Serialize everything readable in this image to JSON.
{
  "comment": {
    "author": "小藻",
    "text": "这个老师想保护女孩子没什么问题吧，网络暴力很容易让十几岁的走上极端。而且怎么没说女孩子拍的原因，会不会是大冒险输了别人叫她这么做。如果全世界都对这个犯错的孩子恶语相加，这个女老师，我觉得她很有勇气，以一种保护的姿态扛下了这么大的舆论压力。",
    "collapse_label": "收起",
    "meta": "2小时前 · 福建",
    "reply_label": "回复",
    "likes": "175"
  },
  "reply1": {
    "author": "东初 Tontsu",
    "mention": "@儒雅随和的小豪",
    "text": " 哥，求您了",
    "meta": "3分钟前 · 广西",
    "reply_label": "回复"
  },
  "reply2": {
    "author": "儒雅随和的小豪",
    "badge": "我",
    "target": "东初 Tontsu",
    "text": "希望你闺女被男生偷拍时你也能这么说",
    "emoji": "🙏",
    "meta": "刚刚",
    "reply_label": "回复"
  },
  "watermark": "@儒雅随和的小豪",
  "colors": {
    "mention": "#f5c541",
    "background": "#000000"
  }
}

* * * * * * *

Instructions for the task. Quote all the records exactly, please, leaving none out.

Solution for this task.
Serialize everything readable in this image to JSON.
{
  "comment": {
    "author": "小藻",
    "text": "这个老师想保护女孩子没什么问题吧，网络暴力很容易让十几岁的走上极端。而且怎么没说女孩子拍的原因，会不会是大冒险输了别人叫她这么做。如果全世界都对这个犯错的孩子恶语相加，这个女老师，我觉得她很有勇气，以一种保护的姿态扛下了这么大的舆论压力。",
    "collapse_label": "收起",
    "meta": "2小时前 · 福建",
    "reply_label": "回复",
    "likes": "175"
  },
  "reply1": {
    "author": "东初 Tontsu",
    "mention": "@儒雅随和的小豪",
    "text": " 哥，求您了",
    "meta": "3分钟前 · 广西",
    "reply_label": "回复"
  },
  "reply2": {
    "author": "儒雅随和的小豪",
    "badge": "我",
    "target": "东初 Tontsu",
    "text": "希望你闺女被男生偷拍时你也能这么说",
    "emoji": "🙏",
    "meta": "刚刚",
    "reply_label": "回复"
  },
  "watermark": "@儒雅随和的小豪",
  "colors": {
    "mention": "#f5c541",
    "background": "#000000"
  }
}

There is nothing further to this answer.